_Job 1_. Copy the rows below verbatim, beginning with the line containing "382, 375, 487]" and continuing through the line containing "document-page: [4, 4, 423, 588]".

_Source extract_.
========
Why doesn't a person's Title show up in mail merge?

C

CatBlue

Hello all. I created a postcard in Publisher and then did a mail merge using
my Outlook Contacts. It worked perfectly EXCEPT it ignored the Title field. I
tried different fields; I inserted "Job Title," "Title," and "Courtesy
Title", but the person's title never appeared in the address portion of the
postcard. What am I missing? I hope someone has insight into this and I look
forward to hearing from you. Kind regards, Cat.
 
E

Ed Bennett

CatBlue said:
Hello all. I created a postcard in Publisher and then did a mail
merge using my Outlook Contacts. It worked perfectly EXCEPT it
ignored the Title field. I tried different fields; I inserted "Job
Title," "Title," and "Courtesy Title", but the person's title never
appeared in the address portion of the postcard.

Does your data source (Outlook Contacts) actually contain data in the Title
field? If not, Publisher will not put anything there when it reads from the
source. It can't guess a title (no one wants to run the risk of referring
to a bloke as a woman or vice-versa).
 
C

CatBlue

Hello All,

Thank you for your quick responses! Alas, I spoke to soon when I said
that everything worked perfectly except the title. As it turns out, I
ran into multiple problems doing a mail merge in Publisher using
Outlook contacts, and it seems that the fields used in one program are
not recognized in another and confusion ensues. The back of my
postcards look crazy! I'll try to give as much detail as I can.

In my Outlook Contacts, the first field is Full Name and so that is
what I enter; Alice B. Henry, or Eric Scott Hoberman, for example.
Publisher does not have a Full Name field; you can only enter First
Name, Middle Initial, and Last Name as your mail merge fields. So with
a name like Alice B. Henry, Publisher put the entire name in the Last
Name field, then put the title CPA in the First Name field. Or, the
middle initial alone ended up in the First Name field. Additionally,
for no reason I could see, Publisher dropped some last names
altogether, even when the person's name was simply first and last (Mark
Ramsay-- on one label, only the first name appeared).

Back to how the fields appear in my Outlook Contacts. Again, the first
field is Full Name, the second is Job Title, then Company, File As,
Phone Numbers, then Addresses. What Publisher recognizes as "Title"
========
_Job 2_. In the forum thread, what is the first field in the poster's Outlook Contacts?

Spatial annotation records
========
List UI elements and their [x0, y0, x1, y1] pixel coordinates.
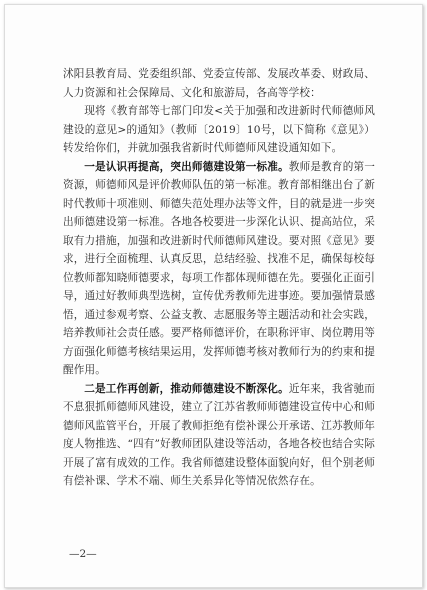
section-2-body: 近年来，我省驰而不息狠抓师德师风建设，建立了江苏省教师师德建设宣传中心和师德师风监管平台，开展了教师拒绝有偿补课公开承诺、江苏教师年度人物推选、“四有”好教师团队建设等活动，各地各校也结合实际开展了富有成效的工作。我省师德建设整体面貌向好，但个别老师有偿补课、学术不端、师生关系异化等情况依然存在。: [63, 382, 375, 487]
page-number: —2—: [69, 548, 97, 560]
intro-paragraph: 现将《教育部等七部门印发<关于加强和改进新时代师德师风建设的意见>的通知》（教师〔2019〕10号，以下简称《意见》）转发给你们，并就加强我省新时代师德师风建设通知如下。: [63, 105, 375, 154]
document-body: [63, 65, 375, 491]
recipients-paragraph: 沭阳县教育局、党委组织部、党委宣传部、发展改革委、财政局、人力资源和社会保障局、文化和旅游局，各高等学校：: [63, 68, 375, 99]
section-1-heading: 一是认识再提高，突出师德建设第一标准。: [84, 160, 289, 173]
section-2-paragraph: [63, 380, 375, 491]
document-page: [4, 4, 423, 588]
section-1-paragraph: [63, 158, 375, 380]
section-1-body: 教师是教育的第一资源，师德师风是评价教师队伍的第一标准。教育部相继出台了新时代教师十项准则、师德失范处理办法等文件，目的就是进一步突出师德建设第一标准。各地各校要进一步深化认识、提高站位，采取有力措施，加强和改进新时代师德师风建设。要对照《意见》要求，进行全面梳理、认真反思，总结经验、找准不足，确保每校每位教师都知晓师德要求，每项工作都体现师德在先。要强化正面引导，通过好教师典型选树，宣传优秀教师先进事迹。要加强情景感悟，通过参观考察、公益支教、志愿服务等主题活动和社会实践，培养教师社会责任感。要严格师德评价，在职称评审、岗位聘用等方面强化师德考核结果运用，发挥师德考核对教师行为的约束和提醒作用。: [63, 160, 375, 376]
section-2-heading: 二是工作再创新，推动师德建设不断深化。: [84, 382, 289, 395]
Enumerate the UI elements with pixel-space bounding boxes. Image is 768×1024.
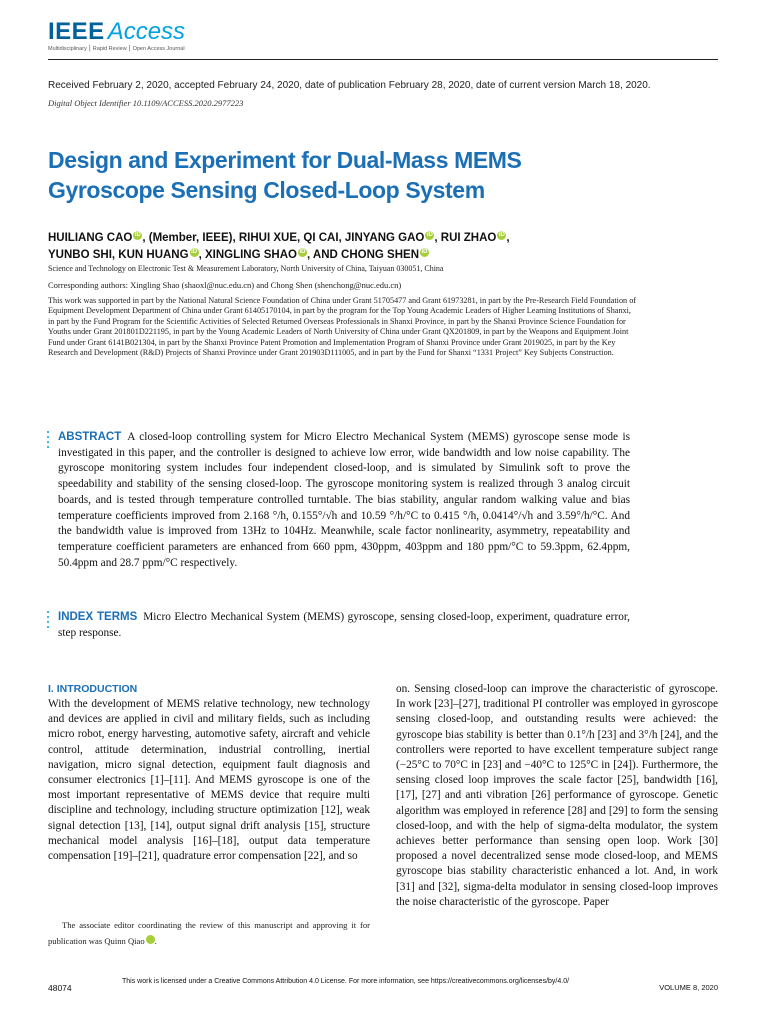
index-terms-dots-icon: [47, 611, 50, 631]
orcid-icon[interactable]: iD: [191, 249, 198, 256]
doi-line: Digital Object Identifier 10.1109/ACCESS.2020.2977223: [48, 98, 244, 108]
orcid-icon[interactable]: iD: [146, 935, 155, 944]
body-column-left: [48, 682, 370, 864]
index-terms-text: Micro Electro Mechanical System (MEMS) gyroscope, sensing closed-loop, experiment, quadrature error, step response.: [58, 611, 630, 639]
abstract-label: ABSTRACT: [58, 431, 122, 443]
abstract-text: A closed-loop controlling system for Micro Electro Mechanical System (MEMS) gyroscope sense mode is investigated in this paper, and the controller is designed to achieve low error, wide bandwidth and low noise capability. The gyroscope monitoring system includes four independent closed-loop, and is simulated by Simulink soft to prove the speedability and stability of the sensing closed-loop. The gyroscope monitoring system is realized through 3 analog circuit boards, and is tested through temperature controlled turntable. The bias stability, angular random walking value and bias temperature coefficients improved from 2.168 °/h, 0.155°/√h and 10.59 °/h/°C to 0.415 °/h, 0.0414°/√h and 3.59°/h/°C. And the bandwidth value is improved from 13Hz to 104Hz. Meanwhile, scale factor nonlinearity, asymmetry, repeatability and temperature coefficient parameters are enhanced from 660 ppm, 430ppm, 403ppm and 180 ppm/°C to 59.3ppm, 62.4ppm, 50.4ppm and 28.7 ppm/°C respectively.: [58, 431, 630, 569]
orcid-icon[interactable]: iD: [498, 232, 505, 239]
orcid-icon[interactable]: iD: [299, 249, 306, 256]
author-shen: , AND CHONG SHEN: [306, 249, 419, 261]
journal-tagline: Multidisciplinary ⎮ Rapid Review ⎮ Open Access Journal: [48, 46, 185, 52]
abstract-dots-icon: [47, 431, 50, 451]
intro-paragraph-right: on. Sensing closed-loop can improve the characteristic of gyroscope. In work [23]–[27], traditional PI controller was employed in gyroscope sensing closed-loop, and outstanding results were achieved: the gyroscope bias stability is better than 0.1°/h [23] and 3°/h [24], and the controllers were reported to have excellent temperature subject range (−25°C to 70°C in [23] and −40°C to 125°C in [24]). Furthermore, the sensing closed loop improves the scale factor [25], bandwidth [16], [17], [27] and anti vibration [26] performance of gyroscope. Genetic algorithm was employed in reference [28] and [29] to form the sensing closed-loop, and with the help of sigma-delta modulator, the system achieves better performance than sensing open loop. Work [30] proposed a novel decentralized sense mode closed-loop, and MEMS gyroscope bias stability characteristic enhanced a lot. And, in work [31] and [32], sigma-delta modulator in sensing closed-loop improves the noise characteristic of the gyroscope. Paper: [396, 683, 718, 908]
orcid-icon[interactable]: iD: [421, 249, 428, 256]
author-shao: , XINGLING SHAO: [198, 249, 297, 261]
author-group-1: , (Member, IEEE), RIHUI XUE, QI CAI, JINYANG GAO: [142, 232, 425, 244]
corresponding-authors: Corresponding authors: Xingling Shao (shaoxl@nuc.edu.cn) and Chong Shen (shenchong@nuc.edu.cn): [48, 280, 402, 290]
author-comma: ,: [506, 232, 510, 244]
paper-title-line-2: Gyroscope Sensing Closed-Loop System: [48, 177, 485, 203]
body-column-right: [396, 682, 718, 910]
header-divider: [48, 59, 718, 60]
orcid-icon[interactable]: iD: [134, 232, 141, 239]
journal-logo: [48, 18, 185, 46]
editor-footnote-text: The associate editor coordinating the review of this manuscript and approving it for publication was Quinn Qiao: [48, 920, 370, 946]
author-cao: HUILIANG CAO: [48, 232, 133, 244]
page-number: 48074: [48, 983, 72, 993]
author-group-2: YUNBO SHI, KUN HUANG: [48, 249, 189, 261]
paper-title: [48, 145, 688, 205]
volume-label: VOLUME 8, 2020: [659, 983, 718, 992]
index-terms-label: INDEX TERMS: [58, 611, 138, 623]
received-dates: Received February 2, 2020, accepted February 24, 2020, date of publication February 28, 2020, date of current version March 18, 2020.: [48, 80, 651, 91]
author-zhao: , RUI ZHAO: [434, 232, 497, 244]
affiliation: Science and Technology on Electronic Test & Measurement Laboratory, North University of China, Taiyuan 030051, China: [48, 264, 444, 273]
intro-paragraph-left: With the development of MEMS relative technology, new technology and devices are applied in civil and military fields, such as including micro robot, energy harvesting, automotive safety, aircraft and vehicle control, attitude determination, industrial controlling, inertial navigation, micro signal detection, equipment fault diagnosis and consumer electronics [1]–[11]. And MEMS gyroscope is one of the most important representative of MEMS device that require multi discipline and technology, including structure optimization [12], weak signal detection [13], [14], output signal drift analysis [15], structure mechanical model analysis [16]–[18], output data temperature compensation [19]–[21], quadrature error compensation [22], and so: [48, 698, 370, 863]
logo-access-text: Access: [107, 18, 186, 45]
abstract-block: [58, 430, 630, 571]
author-list: [48, 230, 728, 264]
paper-title-line-1: Design and Experiment for Dual-Mass MEMS: [48, 147, 522, 173]
editor-footnote: The associate editor coordinating the review of this manuscript and approving it for publication was Quinn Qiao iD.: [48, 920, 370, 946]
logo-ieee-text: IEEE: [48, 18, 105, 45]
index-terms-block: [58, 610, 630, 641]
funding-statement: This work was supported in part by the National Natural Science Foundation of China under Grant 51705477 and Grant 61973281, in part by the Pre-Research Field Foundation of Equipment Development Department of China under Grant 61405170104, in part by the program for the Top Young Academic Leaders of Higher Learning Institutions of Shanxi, in part by the Fund Program for the Scientific Activities of Selected Returned Overseas Professionals in Shanxi Province, in part by the Shanxi Province Science Foundation for Youths under Grant 201801D221195, in part by the Young Academic Leaders of North University of China under Grant QX201809, in part by the Weapons and Equipment Joint Fund under Grant 6141B021304, in part by the Shanxi Province Patent Promotion and Implementation Program of Shanxi Province under Grant 2019025, in part by the Key Research and Development (R&D) Projects of Shanxi Province under Grant 201903D111005, and in part by the Fund for Shanxi “1331 Project” Key Subjects Construction.: [48, 296, 637, 358]
section-heading-introduction: I. INTRODUCTION: [48, 683, 138, 695]
orcid-icon[interactable]: iD: [426, 232, 433, 239]
license-notice[interactable]: This work is licensed under a Creative Commons Attribution 4.0 License. For more information, see https://creativecommons.org/licenses/by/4.0/: [122, 978, 570, 985]
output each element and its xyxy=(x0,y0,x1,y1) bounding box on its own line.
========
_Correct result 1_.
section-2-body: 近年来，我省驰而不息狠抓师德师风建设，建立了江苏省教师师德建设宣传中心和师德师风监管平台，开展了教师拒绝有偿补课公开承诺、江苏教师年度人物推选、“四有”好教师团队建设等活动，各地各校也结合实际开展了富有成效的工作。我省师德建设整体面貌向好，但个别老师有偿补课、学术不端、师生关系异化等情况依然存在。: [63, 382, 375, 487]
page-number: —2—: [69, 548, 97, 560]
intro-paragraph: 现将《教育部等七部门印发<关于加强和改进新时代师德师风建设的意见>的通知》（教师〔2019〕10号，以下简称《意见》）转发给你们，并就加强我省新时代师德师风建设通知如下。: [63, 105, 375, 154]
document-body: [63, 65, 375, 491]
recipients-paragraph: 沭阳县教育局、党委组织部、党委宣传部、发展改革委、财政局、人力资源和社会保障局、文化和旅游局，各高等学校：: [63, 68, 375, 99]
section-1-heading: 一是认识再提高，突出师德建设第一标准。: [84, 160, 289, 173]
section-2-paragraph: [63, 380, 375, 491]
document-page: [4, 4, 423, 588]

_Correct result 2_. Full Name